* **Material provided**:
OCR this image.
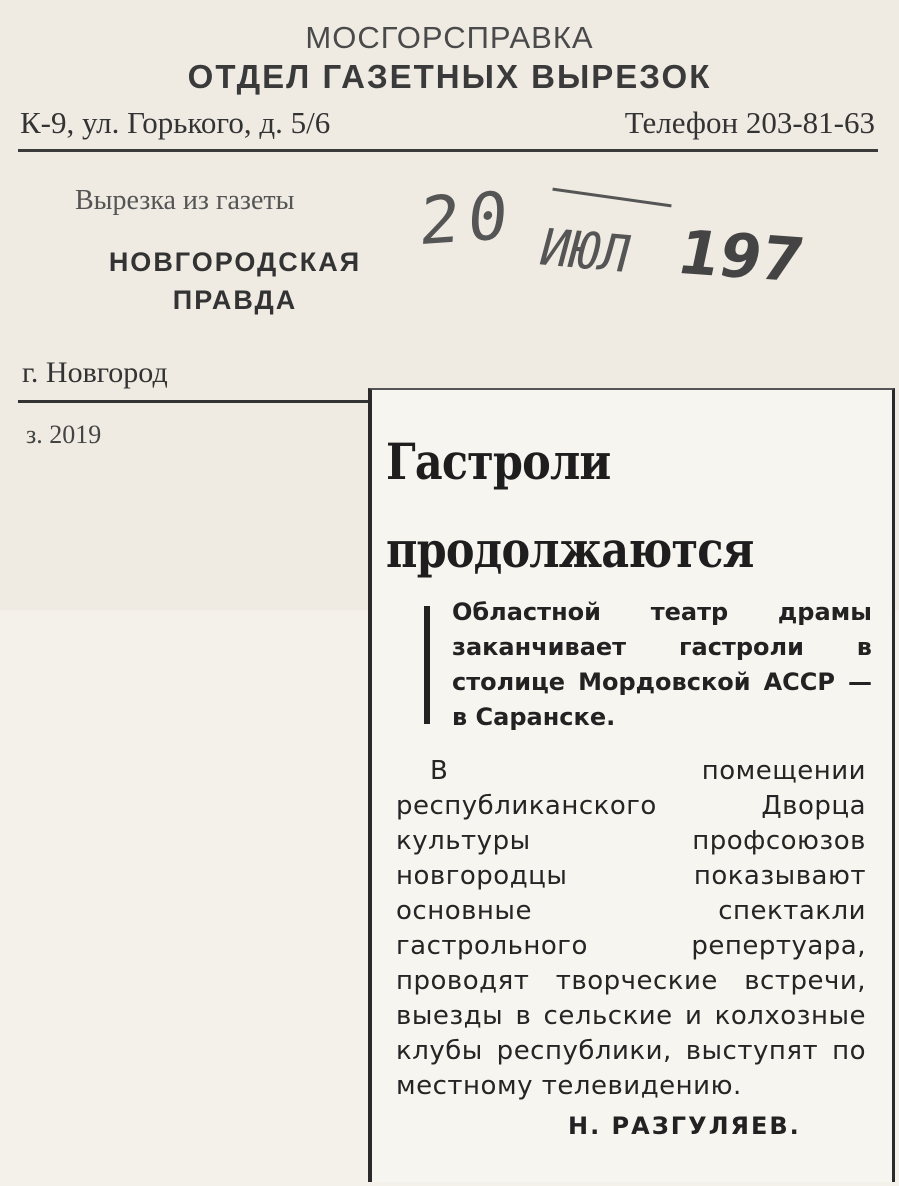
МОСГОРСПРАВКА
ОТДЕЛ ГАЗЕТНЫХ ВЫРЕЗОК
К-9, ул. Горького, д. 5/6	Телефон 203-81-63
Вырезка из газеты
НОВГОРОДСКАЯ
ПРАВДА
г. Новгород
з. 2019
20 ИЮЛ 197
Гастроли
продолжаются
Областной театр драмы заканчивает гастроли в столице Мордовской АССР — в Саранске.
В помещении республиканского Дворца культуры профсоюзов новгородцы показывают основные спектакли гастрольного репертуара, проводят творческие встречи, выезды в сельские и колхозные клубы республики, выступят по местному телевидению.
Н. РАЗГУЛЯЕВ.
...
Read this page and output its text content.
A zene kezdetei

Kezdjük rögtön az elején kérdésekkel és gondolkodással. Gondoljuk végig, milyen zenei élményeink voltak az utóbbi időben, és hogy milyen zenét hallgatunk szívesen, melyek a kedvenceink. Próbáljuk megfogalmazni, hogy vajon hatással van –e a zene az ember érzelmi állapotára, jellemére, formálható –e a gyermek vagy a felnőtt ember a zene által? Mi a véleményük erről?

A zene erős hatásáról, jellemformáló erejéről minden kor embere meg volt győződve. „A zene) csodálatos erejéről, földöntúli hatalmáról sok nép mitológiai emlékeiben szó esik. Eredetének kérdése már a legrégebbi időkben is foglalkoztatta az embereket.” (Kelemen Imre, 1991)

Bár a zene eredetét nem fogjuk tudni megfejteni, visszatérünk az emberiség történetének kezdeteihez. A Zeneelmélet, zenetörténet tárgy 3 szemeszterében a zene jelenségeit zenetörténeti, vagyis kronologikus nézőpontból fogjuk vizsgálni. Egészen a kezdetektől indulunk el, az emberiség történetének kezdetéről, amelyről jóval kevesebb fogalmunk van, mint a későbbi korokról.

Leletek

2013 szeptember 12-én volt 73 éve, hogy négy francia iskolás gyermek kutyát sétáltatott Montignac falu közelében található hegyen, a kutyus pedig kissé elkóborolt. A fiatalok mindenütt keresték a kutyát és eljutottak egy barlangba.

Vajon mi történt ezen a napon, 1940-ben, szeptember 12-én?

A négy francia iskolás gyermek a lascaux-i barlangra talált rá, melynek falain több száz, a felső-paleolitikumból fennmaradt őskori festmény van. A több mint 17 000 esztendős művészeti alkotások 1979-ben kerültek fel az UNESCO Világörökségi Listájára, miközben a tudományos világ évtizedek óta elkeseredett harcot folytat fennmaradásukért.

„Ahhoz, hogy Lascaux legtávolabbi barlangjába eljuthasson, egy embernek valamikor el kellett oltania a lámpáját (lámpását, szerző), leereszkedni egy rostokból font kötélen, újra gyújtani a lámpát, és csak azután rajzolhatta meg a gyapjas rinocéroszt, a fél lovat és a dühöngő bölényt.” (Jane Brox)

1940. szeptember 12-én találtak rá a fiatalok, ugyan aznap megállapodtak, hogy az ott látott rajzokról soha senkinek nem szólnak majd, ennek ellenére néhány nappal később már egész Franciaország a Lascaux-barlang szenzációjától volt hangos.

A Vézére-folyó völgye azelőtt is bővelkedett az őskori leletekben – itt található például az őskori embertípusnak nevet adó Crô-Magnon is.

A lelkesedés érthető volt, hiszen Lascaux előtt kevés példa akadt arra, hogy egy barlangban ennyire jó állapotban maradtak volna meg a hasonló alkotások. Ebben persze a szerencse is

* **What to produce**: Work out how many lines of the data above contain the string "alkotások" and give the number alone.

* **Correct result**: 2